## START Material for this exercise

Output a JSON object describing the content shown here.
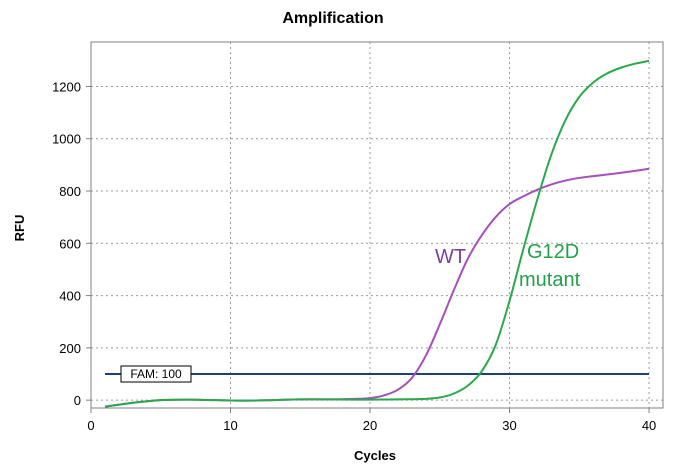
{
  "chart_data": {
    "type": "line",
    "title": "Amplification",
    "xlabel": "Cycles",
    "ylabel": "RFU",
    "xlim": [
      0,
      41
    ],
    "ylim": [
      -30,
      1370
    ],
    "xticks": [
      0,
      10,
      20,
      30,
      40
    ],
    "yticks": [
      0,
      200,
      400,
      600,
      800,
      1000,
      1200
    ],
    "grid": true,
    "threshold": {
      "label": "FAM: 100",
      "value": 100,
      "color": "#1f3f7a"
    },
    "series": [
      {
        "name": "WT",
        "color": "#a64fbf",
        "label_color": "#7a3fa0",
        "x": [
          1,
          3,
          5,
          7,
          9,
          11,
          13,
          15,
          17,
          19,
          20,
          21,
          22,
          23,
          24,
          25,
          26,
          27,
          28,
          29,
          30,
          31,
          32,
          33,
          34,
          35,
          36,
          37,
          38,
          39,
          40
        ],
        "y": [
          -25,
          -10,
          0,
          2,
          0,
          -2,
          0,
          3,
          3,
          5,
          8,
          18,
          40,
          85,
          170,
          290,
          420,
          540,
          630,
          700,
          750,
          780,
          805,
          825,
          840,
          850,
          857,
          863,
          870,
          877,
          885
        ]
      },
      {
        "name": "G12D mutant",
        "color": "#2aa84a",
        "label_color": "#22a04a",
        "x": [
          1,
          3,
          5,
          7,
          9,
          11,
          13,
          15,
          17,
          19,
          20,
          22,
          24,
          25,
          26,
          27,
          28,
          29,
          30,
          31,
          32,
          33,
          34,
          35,
          36,
          37,
          38,
          39,
          40
        ],
        "y": [
          -25,
          -10,
          0,
          2,
          0,
          -2,
          0,
          3,
          3,
          2,
          2,
          3,
          5,
          10,
          25,
          55,
          110,
          210,
          380,
          580,
          770,
          940,
          1070,
          1160,
          1215,
          1250,
          1272,
          1287,
          1298
        ]
      }
    ]
  }
}
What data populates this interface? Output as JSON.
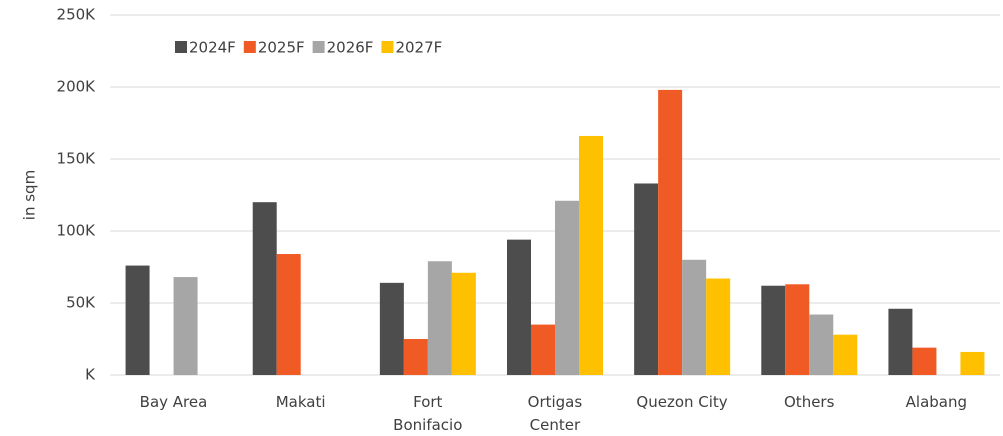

## END Material for this exercise

Omit every picture, then reproduce the rest of the listing exactly.

▶ [Expected answer]:
Output a JSON object describing the content shown here.
{
  "chart_data": {
    "type": "line",
    "title": "Amplification",
    "xlabel": "Cycles",
    "ylabel": "RFU",
    "xlim": [
      0,
      41
    ],
    "ylim": [
      -30,
      1370
    ],
    "xticks": [
      0,
      10,
      20,
      30,
      40
    ],
    "yticks": [
      0,
      200,
      400,
      600,
      800,
      1000,
      1200
    ],
    "grid": true,
    "threshold": {
      "label": "FAM: 100",
      "value": 100,
      "color": "#1f3f7a"
    },
    "series": [
      {
        "name": "WT",
        "color": "#a64fbf",
        "label_color": "#7a3fa0",
        "x": [
          1,
          3,
          5,
          7,
          9,
          11,
          13,
          15,
          17,
          19,
          20,
          21,
          22,
          23,
          24,
          25,
          26,
          27,
          28,
          29,
          30,
          31,
          32,
          33,
          34,
          35,
          36,
          37,
          38,
          39,
          40
        ],
        "y": [
          -25,
          -10,
          0,
          2,
          0,
          -2,
          0,
          3,
          3,
          5,
          8,
          18,
          40,
          85,
          170,
          290,
          420,
          540,
          630,
          700,
          750,
          780,
          805,
          825,
          840,
          850,
          857,
          863,
          870,
          877,
          885
        ]
      },
      {
        "name": "G12D mutant",
        "color": "#2aa84a",
        "label_color": "#22a04a",
        "x": [
          1,
          3,
          5,
          7,
          9,
          11,
          13,
          15,
          17,
          19,
          20,
          22,
          24,
          25,
          26,
          27,
          28,
          29,
          30,
          31,
          32,
          33,
          34,
          35,
          36,
          37,
          38,
          39,
          40
        ],
        "y": [
          -25,
          -10,
          0,
          2,
          0,
          -2,
          0,
          3,
          3,
          2,
          2,
          3,
          5,
          10,
          25,
          55,
          110,
          210,
          380,
          580,
          770,
          940,
          1070,
          1160,
          1215,
          1250,
          1272,
          1287,
          1298
        ]
      }
    ]
  }
}
What data populates this interface? Output as JSON.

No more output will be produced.